> INSTRUCTION: Copy, from the entries below, each line in which the string "error" appears.
** START OF SUPPLIED RECORDS **
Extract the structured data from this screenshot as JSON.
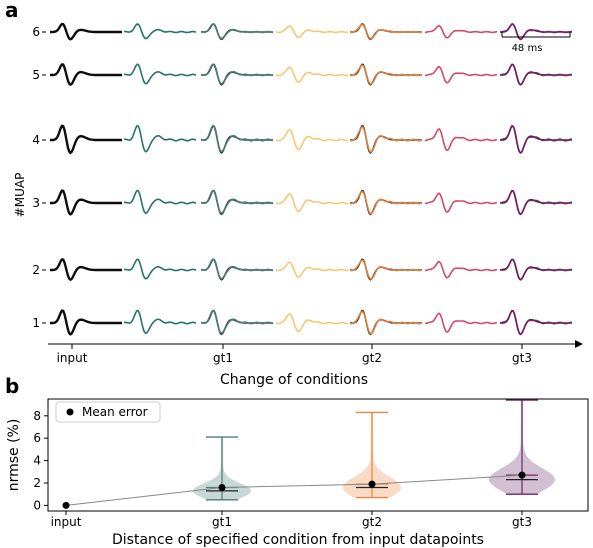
{
  "panel_a": {
    "label": "a",
    "ylabel": "#MUAP",
    "xlabel": "Change of conditions",
    "scale_bar_label": "48 ms"
  },
  "panel_b": {
    "label": "b",
    "legend_label": "Mean error"
  },
  "chart_data": [
    {
      "type": "line",
      "title": "",
      "xlabel": "Change of conditions",
      "ylabel": "#MUAP",
      "y_ticks": [
        "1",
        "2",
        "3",
        "4",
        "5",
        "6"
      ],
      "x_ticks": [
        "input",
        "gt1",
        "gt2",
        "gt3"
      ],
      "columns": [
        {
          "name": "input",
          "color": "#000000"
        },
        {
          "name": "",
          "color": "#1b6b63"
        },
        {
          "name": "gt1",
          "color": "#4a7f77"
        },
        {
          "name": "",
          "color": "#f6c56f"
        },
        {
          "name": "gt2",
          "color": "#e8853f"
        },
        {
          "name": "",
          "color": "#d0405f"
        },
        {
          "name": "gt3",
          "color": "#7a1d6b"
        }
      ],
      "scale_bar": "48 ms"
    },
    {
      "type": "violin",
      "title": "",
      "xlabel": "Distance of specified condition from input datapoints",
      "ylabel": "nrmse (%)",
      "categories": [
        "input",
        "gt1",
        "gt2",
        "gt3"
      ],
      "ylim": [
        -0.5,
        9.5
      ],
      "y_ticks": [
        0,
        2,
        4,
        6,
        8
      ],
      "legend": "Mean error",
      "legend_position": "top-left",
      "series": [
        {
          "category": "input",
          "mean": 0.0,
          "min": 0.0,
          "max": 0.0,
          "median": 0.0,
          "color": "#000000"
        },
        {
          "category": "gt1",
          "mean": 1.6,
          "min": 0.5,
          "max": 6.1,
          "median": 1.3,
          "color": "#4a7f77"
        },
        {
          "category": "gt2",
          "mean": 1.9,
          "min": 0.7,
          "max": 8.3,
          "median": 1.6,
          "color": "#e8853f"
        },
        {
          "category": "gt3",
          "mean": 2.7,
          "min": 1.0,
          "max": 9.4,
          "median": 2.3,
          "color": "#6b2a6b"
        }
      ]
    }
  ]
}
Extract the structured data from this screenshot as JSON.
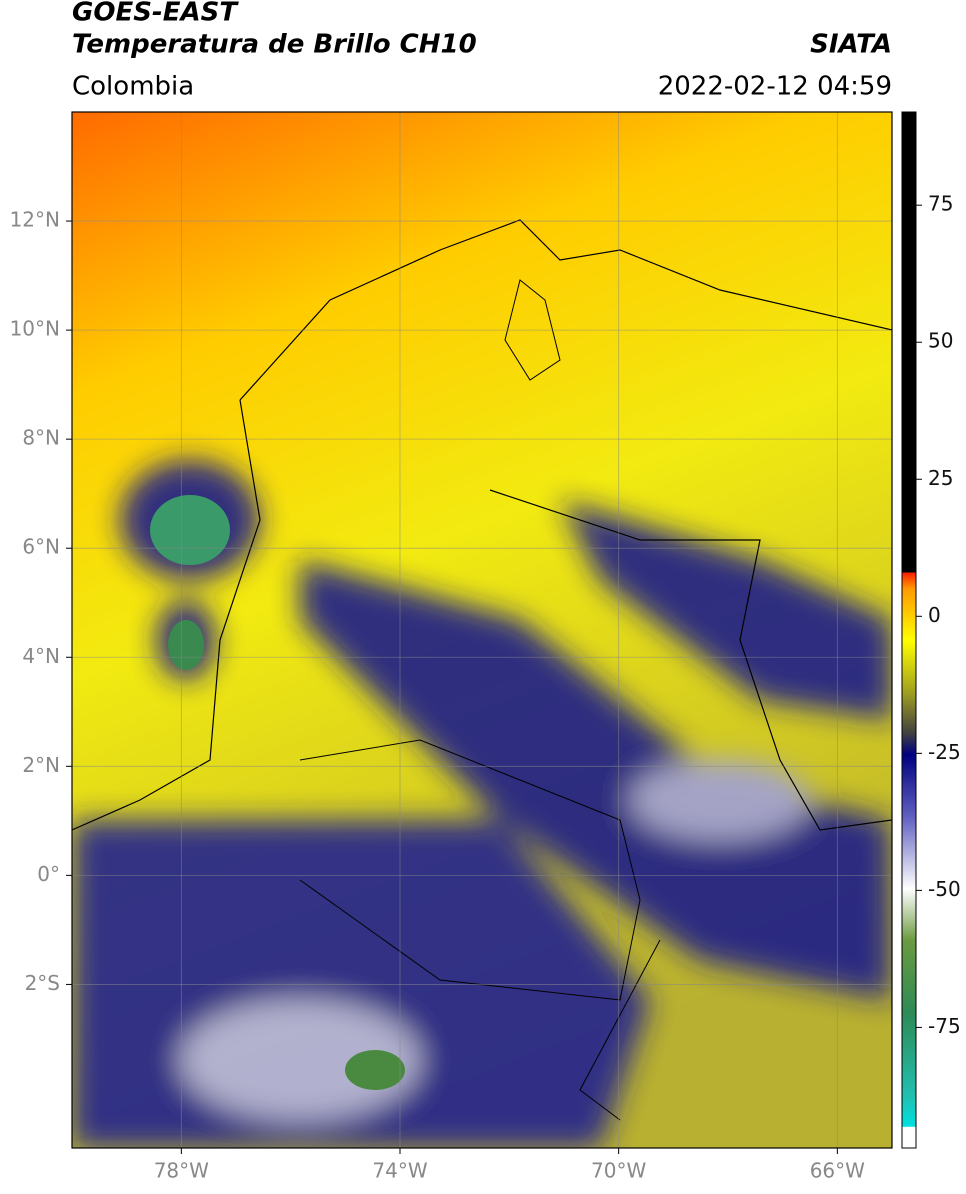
** END OF SUPPLIED RECORDS **
> SOLUTION TO THIS EXERCISE:
    "legend_label": "Mean error"
      "legend": "Mean error",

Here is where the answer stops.